§ **Figure data in JSON**
▬▬▬▬▬▬▬▬▬▬
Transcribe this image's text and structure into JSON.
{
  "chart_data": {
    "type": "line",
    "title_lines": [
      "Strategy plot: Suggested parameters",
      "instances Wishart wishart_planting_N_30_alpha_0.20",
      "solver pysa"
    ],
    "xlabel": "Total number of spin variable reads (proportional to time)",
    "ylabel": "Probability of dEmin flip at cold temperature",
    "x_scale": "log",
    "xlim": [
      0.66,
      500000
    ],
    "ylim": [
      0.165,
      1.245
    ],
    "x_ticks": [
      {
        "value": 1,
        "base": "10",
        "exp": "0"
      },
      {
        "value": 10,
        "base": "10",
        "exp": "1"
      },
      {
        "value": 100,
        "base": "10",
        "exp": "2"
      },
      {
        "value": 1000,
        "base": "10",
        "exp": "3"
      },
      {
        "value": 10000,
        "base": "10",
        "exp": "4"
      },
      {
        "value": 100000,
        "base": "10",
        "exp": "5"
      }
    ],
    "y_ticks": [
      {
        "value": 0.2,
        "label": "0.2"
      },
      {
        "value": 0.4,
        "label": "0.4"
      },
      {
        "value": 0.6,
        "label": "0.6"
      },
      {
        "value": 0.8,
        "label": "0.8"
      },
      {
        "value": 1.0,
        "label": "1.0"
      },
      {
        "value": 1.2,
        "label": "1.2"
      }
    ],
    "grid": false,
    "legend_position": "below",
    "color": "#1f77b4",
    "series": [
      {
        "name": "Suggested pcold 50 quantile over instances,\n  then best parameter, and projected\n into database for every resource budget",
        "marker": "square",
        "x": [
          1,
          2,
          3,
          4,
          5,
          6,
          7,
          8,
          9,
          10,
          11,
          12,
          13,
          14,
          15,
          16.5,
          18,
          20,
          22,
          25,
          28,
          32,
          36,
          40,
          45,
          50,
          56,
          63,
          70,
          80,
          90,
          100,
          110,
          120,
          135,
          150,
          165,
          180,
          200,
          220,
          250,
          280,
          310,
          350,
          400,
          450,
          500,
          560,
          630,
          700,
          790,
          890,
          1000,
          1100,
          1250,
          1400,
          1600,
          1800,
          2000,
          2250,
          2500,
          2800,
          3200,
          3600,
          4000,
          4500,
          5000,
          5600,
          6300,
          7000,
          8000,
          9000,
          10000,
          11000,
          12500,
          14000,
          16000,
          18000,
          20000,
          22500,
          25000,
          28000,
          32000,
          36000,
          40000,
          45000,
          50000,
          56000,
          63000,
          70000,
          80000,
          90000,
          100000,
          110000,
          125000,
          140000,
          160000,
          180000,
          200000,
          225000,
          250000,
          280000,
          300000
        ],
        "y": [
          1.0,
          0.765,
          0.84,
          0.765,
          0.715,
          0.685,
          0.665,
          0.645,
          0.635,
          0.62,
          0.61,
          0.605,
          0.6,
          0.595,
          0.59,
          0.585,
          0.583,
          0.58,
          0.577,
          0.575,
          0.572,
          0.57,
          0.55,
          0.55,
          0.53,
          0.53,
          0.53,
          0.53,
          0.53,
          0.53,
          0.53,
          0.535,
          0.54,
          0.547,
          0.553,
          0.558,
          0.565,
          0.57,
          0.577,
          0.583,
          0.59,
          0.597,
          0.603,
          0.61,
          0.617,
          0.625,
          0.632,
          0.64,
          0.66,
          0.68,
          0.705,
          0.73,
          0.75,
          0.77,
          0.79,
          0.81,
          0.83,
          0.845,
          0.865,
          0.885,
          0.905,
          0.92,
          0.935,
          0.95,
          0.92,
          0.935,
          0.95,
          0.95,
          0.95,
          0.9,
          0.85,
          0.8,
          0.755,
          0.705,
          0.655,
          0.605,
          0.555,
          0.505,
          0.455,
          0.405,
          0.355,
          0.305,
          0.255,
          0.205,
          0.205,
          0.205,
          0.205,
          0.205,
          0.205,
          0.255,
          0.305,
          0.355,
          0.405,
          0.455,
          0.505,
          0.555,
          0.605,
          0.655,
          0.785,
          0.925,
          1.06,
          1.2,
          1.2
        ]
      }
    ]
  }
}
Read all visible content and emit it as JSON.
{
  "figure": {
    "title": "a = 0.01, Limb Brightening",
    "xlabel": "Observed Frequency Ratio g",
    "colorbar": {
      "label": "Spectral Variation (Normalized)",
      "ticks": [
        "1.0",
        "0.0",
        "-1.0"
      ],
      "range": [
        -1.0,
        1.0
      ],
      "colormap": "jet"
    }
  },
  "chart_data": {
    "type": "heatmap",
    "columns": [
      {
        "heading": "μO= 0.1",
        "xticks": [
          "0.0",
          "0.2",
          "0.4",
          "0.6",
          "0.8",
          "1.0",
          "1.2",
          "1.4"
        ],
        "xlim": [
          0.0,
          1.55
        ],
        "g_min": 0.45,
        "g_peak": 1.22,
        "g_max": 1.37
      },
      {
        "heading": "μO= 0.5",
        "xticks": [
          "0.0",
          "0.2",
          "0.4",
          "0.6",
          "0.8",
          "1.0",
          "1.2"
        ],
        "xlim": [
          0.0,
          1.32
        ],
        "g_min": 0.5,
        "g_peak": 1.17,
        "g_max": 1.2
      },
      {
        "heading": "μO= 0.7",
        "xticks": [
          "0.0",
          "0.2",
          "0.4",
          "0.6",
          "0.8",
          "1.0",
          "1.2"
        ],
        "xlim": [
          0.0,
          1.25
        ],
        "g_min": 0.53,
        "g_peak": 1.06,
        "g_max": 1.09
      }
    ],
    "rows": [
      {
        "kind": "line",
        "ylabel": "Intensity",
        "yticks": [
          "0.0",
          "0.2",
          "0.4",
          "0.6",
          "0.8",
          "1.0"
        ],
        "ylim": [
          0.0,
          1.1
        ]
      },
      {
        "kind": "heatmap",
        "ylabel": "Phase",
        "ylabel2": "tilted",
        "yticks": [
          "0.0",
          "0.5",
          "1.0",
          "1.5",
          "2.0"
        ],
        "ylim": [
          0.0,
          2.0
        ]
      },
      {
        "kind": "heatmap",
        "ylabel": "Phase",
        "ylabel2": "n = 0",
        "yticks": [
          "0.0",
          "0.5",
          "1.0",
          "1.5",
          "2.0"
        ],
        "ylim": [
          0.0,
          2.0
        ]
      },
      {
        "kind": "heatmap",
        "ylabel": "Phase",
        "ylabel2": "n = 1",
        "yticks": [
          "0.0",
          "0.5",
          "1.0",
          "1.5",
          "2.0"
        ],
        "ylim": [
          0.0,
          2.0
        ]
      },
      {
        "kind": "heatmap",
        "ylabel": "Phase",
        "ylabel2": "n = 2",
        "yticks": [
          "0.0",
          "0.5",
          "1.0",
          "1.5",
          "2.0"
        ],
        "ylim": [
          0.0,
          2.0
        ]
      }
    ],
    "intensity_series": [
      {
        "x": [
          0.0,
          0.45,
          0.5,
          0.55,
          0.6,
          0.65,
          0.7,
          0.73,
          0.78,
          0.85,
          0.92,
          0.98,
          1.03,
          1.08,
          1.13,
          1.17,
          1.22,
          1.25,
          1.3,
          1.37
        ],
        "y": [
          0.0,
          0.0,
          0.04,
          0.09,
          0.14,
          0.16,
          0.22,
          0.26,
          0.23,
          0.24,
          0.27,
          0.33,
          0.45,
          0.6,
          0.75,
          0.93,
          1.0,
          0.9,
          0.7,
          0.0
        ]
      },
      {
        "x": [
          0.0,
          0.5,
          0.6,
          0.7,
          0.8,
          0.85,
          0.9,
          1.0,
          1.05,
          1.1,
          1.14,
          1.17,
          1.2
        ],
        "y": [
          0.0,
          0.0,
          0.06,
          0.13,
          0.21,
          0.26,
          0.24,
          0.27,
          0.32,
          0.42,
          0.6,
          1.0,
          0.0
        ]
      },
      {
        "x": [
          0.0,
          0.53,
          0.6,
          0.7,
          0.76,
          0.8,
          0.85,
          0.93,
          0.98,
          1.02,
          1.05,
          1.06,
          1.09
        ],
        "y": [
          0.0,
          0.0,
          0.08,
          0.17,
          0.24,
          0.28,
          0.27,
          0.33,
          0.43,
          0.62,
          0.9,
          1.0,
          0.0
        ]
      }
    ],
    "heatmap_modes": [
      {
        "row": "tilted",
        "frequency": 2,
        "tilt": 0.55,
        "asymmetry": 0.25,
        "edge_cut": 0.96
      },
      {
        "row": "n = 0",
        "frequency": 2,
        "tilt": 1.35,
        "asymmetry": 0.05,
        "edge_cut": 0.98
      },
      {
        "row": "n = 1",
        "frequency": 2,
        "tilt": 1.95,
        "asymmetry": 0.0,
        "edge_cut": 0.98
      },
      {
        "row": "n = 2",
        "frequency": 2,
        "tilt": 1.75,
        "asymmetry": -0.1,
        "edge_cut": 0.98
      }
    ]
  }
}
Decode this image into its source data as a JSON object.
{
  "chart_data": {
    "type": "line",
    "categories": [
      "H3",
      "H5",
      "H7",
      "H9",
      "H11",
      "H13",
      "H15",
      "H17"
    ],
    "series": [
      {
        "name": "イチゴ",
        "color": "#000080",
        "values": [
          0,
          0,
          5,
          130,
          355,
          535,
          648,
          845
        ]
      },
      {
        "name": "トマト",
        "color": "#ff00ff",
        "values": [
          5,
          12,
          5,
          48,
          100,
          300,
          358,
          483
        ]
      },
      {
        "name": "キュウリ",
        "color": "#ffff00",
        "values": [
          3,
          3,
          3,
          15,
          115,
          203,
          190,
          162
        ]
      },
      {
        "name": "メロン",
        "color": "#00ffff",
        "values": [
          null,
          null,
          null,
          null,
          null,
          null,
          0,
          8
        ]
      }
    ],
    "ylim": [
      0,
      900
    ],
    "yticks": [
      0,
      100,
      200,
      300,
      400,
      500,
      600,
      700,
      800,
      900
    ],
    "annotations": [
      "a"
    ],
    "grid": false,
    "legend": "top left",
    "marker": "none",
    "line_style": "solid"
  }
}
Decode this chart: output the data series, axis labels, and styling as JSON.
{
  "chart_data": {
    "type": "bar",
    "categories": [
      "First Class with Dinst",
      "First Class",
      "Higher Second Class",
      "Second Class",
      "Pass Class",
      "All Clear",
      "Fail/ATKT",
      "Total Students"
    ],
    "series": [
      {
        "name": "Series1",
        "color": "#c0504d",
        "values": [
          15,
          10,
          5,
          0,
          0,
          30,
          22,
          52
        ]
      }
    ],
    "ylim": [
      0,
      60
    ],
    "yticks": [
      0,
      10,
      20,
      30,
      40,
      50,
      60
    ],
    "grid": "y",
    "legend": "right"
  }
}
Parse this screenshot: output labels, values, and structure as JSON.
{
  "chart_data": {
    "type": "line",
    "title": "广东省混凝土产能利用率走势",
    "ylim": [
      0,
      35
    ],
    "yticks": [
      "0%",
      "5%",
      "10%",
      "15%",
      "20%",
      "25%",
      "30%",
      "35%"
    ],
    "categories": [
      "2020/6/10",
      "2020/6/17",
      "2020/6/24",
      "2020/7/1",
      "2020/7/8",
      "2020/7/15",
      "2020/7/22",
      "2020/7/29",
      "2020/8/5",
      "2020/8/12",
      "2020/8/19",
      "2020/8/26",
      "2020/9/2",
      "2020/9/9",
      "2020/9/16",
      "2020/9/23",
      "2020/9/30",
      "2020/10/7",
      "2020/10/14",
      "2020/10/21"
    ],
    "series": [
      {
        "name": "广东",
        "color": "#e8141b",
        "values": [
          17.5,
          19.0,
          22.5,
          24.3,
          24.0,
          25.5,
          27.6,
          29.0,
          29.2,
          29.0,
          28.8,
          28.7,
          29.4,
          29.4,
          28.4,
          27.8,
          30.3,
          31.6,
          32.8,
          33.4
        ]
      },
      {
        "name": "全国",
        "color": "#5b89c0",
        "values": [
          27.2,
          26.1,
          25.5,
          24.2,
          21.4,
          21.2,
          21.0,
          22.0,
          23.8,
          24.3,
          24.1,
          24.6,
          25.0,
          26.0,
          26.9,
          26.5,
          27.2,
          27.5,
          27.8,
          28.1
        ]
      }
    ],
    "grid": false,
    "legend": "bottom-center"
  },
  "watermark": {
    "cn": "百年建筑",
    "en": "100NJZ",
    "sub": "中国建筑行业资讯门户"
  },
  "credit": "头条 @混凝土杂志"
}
▬▬▬▬▬▬▬▬▬▬
§ **Set problem**
Return every line above in which the string "into" occurs.

§ **Task result**
Transcribe this image's text and structure into JSON.
        "name": "Suggested pcold 50 quantile over instances,\n  then best parameter, and projected\n into database for every resource budget",
Decode this image into its source data as a JSON object.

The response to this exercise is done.